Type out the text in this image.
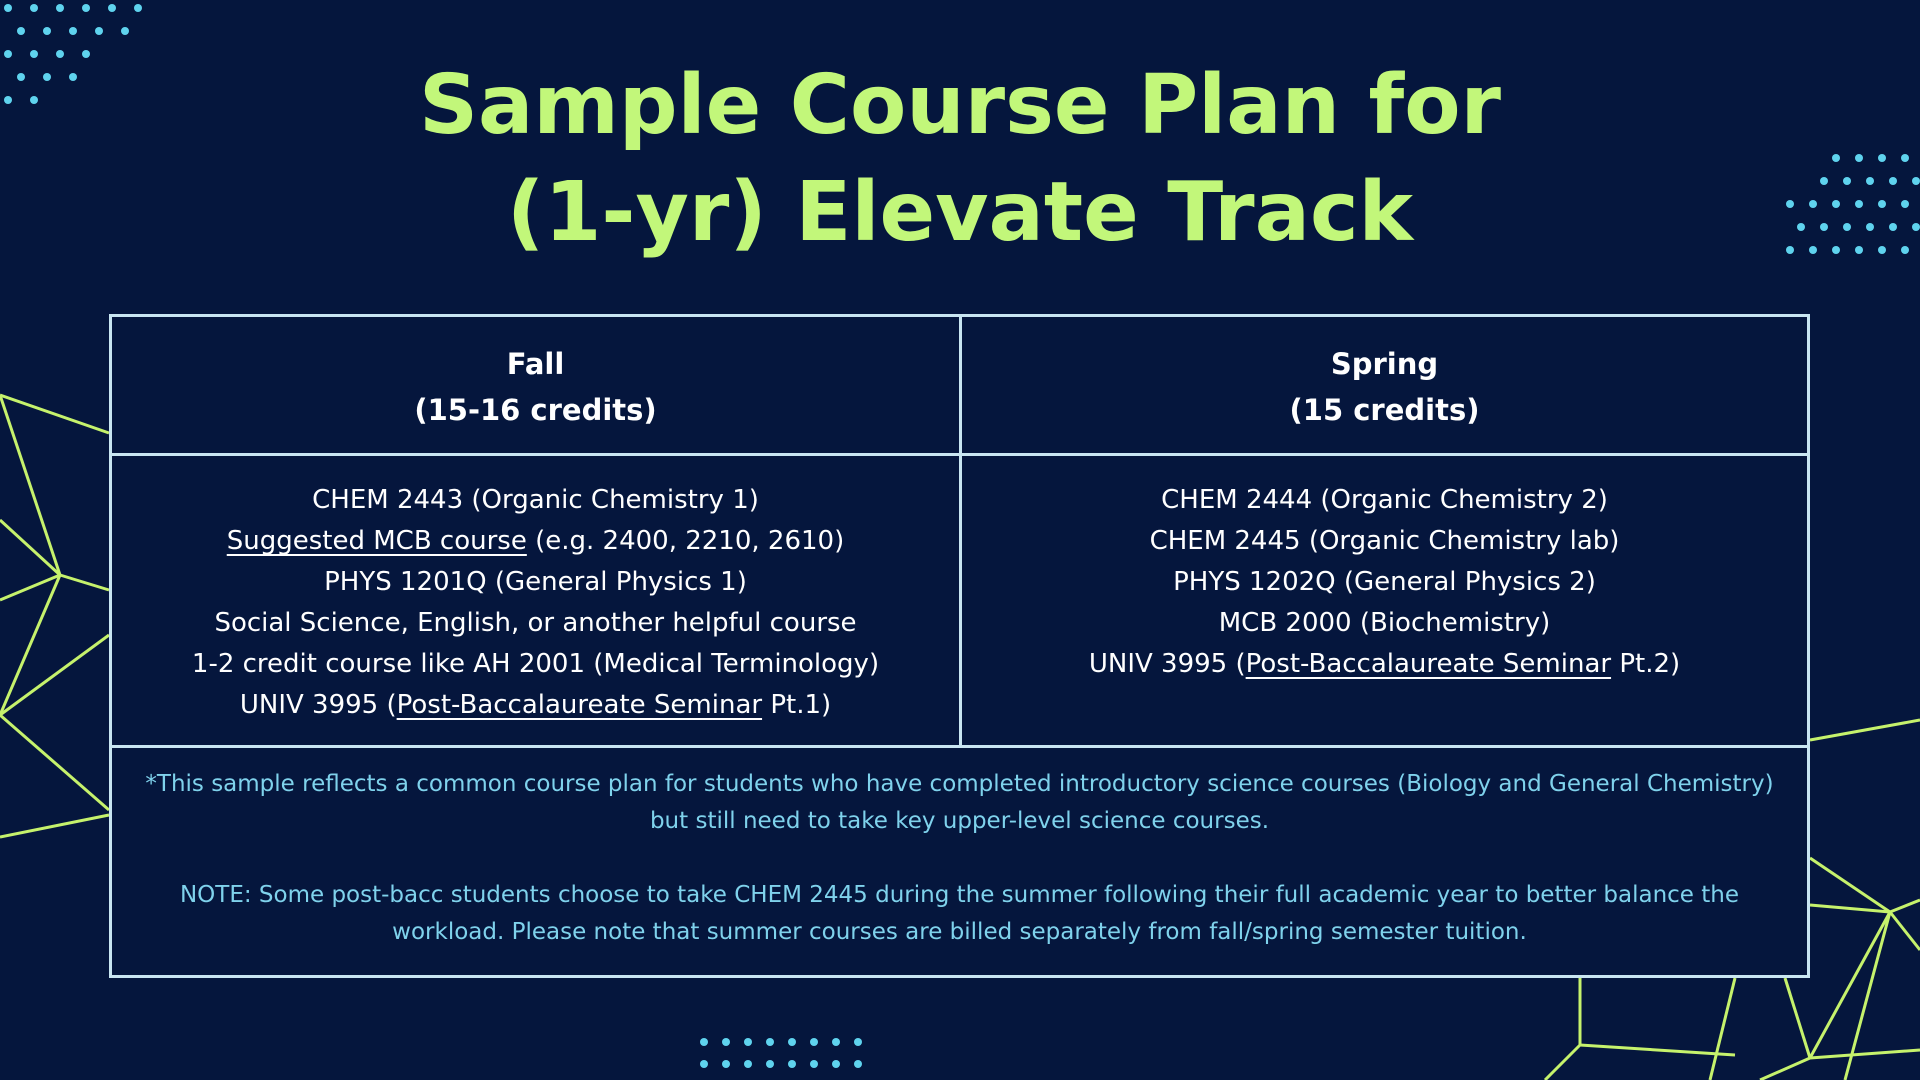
Sample Course Plan for
(1-yr) Elevate Track
Fall
(15-16 credits)
Spring
(15 credits)
CHEM 2443 (Organic Chemistry 1)
Suggested MCB course (e.g. 2400, 2210, 2610)
PHYS 1201Q (General Physics 1)
Social Science, English, or another helpful course
1-2 credit course like AH 2001 (Medical Terminology)
UNIV 3995 (Post-Baccalaureate Seminar Pt.1)
CHEM 2444 (Organic Chemistry 2)
CHEM 2445 (Organic Chemistry lab)
PHYS 1202Q (General Physics 2)
MCB 2000 (Biochemistry)
UNIV 3995 (Post-Baccalaureate Seminar Pt.2)

*This sample reflects a common course plan for students who have completed introductory science courses (Biology and General Chemistry) but still need to take key upper-level science courses.

NOTE: Some post-bacc students choose to take CHEM 2445 during the summer following their full academic year to better balance the workload. Please note that summer courses are billed separately from fall/spring semester tuition.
+--
[Your instructions] Find the word "General" in the data and copy out each line where it turns up.

[Answer to the problem]
PHYS 1201Q (General Physics 1)
PHYS 1202Q (General Physics 2)
*This sample reflects a common course plan for students who have completed introductory science courses (Biology and General Chemistry) but still need to take key upper-level science courses.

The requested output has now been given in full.